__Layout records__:
◇ ◇ ◇ ◇ ◇

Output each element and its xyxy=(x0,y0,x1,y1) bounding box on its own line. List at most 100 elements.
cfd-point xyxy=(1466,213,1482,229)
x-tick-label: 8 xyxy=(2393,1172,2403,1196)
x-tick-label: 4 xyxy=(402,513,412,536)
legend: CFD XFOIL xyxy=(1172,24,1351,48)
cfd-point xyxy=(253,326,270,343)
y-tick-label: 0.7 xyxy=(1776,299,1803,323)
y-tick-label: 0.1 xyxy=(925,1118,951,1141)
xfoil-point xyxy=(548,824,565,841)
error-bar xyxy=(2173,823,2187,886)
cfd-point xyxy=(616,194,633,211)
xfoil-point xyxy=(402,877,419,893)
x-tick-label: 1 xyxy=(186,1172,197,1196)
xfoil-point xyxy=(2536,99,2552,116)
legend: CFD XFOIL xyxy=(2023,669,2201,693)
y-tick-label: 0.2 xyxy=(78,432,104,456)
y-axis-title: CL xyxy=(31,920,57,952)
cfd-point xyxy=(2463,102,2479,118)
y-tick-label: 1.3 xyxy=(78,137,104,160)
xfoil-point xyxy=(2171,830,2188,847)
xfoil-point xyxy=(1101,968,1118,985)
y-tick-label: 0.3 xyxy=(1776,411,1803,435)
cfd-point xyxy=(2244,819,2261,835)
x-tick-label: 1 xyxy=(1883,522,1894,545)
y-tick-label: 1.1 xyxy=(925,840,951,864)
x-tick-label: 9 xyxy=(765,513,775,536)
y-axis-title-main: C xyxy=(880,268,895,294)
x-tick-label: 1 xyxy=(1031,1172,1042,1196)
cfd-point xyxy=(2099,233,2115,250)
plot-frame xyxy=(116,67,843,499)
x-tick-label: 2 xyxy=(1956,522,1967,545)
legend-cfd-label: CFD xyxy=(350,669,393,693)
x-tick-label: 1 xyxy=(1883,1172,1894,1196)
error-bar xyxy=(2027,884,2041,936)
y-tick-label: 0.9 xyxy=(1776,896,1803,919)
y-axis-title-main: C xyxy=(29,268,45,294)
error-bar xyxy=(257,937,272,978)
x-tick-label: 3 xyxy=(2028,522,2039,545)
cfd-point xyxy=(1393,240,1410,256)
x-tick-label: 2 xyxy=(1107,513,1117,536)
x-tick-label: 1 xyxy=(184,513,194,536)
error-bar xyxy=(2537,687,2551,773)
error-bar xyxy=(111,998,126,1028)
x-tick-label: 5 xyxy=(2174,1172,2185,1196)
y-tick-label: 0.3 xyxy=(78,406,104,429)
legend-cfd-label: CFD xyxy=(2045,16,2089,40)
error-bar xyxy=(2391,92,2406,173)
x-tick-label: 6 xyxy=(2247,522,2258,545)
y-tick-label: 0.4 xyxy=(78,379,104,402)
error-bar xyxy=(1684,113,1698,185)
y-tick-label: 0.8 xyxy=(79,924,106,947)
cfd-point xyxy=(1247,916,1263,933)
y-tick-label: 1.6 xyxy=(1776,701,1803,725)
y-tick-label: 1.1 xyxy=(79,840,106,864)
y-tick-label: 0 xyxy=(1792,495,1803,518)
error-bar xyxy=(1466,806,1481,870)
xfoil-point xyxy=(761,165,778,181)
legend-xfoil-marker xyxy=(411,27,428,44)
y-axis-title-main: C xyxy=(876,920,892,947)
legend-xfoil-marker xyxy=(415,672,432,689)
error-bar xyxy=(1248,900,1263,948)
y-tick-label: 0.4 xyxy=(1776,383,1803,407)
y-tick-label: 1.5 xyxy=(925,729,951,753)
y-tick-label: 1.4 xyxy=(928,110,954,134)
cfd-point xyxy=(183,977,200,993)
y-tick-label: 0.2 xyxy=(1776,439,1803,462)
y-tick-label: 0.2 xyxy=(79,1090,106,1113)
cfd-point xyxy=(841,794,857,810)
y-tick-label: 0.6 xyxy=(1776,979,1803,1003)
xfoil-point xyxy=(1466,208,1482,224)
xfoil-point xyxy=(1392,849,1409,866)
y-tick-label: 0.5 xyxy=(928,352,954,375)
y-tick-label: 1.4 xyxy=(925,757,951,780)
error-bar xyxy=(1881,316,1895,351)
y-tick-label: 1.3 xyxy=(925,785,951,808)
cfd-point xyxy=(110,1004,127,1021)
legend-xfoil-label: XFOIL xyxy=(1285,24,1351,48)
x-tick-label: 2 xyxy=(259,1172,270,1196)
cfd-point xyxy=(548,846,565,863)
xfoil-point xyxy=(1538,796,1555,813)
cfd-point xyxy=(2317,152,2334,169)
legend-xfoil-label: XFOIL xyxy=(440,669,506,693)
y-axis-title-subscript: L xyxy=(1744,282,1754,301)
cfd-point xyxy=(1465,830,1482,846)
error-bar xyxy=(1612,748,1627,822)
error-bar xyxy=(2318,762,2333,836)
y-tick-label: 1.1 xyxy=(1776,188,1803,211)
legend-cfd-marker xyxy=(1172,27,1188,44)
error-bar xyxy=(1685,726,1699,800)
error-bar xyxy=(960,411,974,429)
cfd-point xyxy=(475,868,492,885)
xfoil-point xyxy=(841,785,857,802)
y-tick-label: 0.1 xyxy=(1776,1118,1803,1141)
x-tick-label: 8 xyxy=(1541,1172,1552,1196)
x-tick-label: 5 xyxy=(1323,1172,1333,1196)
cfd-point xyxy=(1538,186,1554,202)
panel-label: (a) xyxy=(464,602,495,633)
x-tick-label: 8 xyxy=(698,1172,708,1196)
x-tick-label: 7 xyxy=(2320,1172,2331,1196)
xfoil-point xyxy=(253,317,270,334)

◇ ◇ ◇ ◇ ◇

__WHAT IS ASKED__: Return every line in the entries above that contains the string "axis". Treat uppercase and lowercase as different.

__CORRECT RESPONSE__:
y-axis-title: CL xyxy=(31,920,57,952)
y-axis-title-main: C xyxy=(880,268,895,294)
y-axis-title-main: C xyxy=(29,268,45,294)
y-axis-title-main: C xyxy=(876,920,892,947)
y-axis-title-subscript: L xyxy=(1744,282,1754,301)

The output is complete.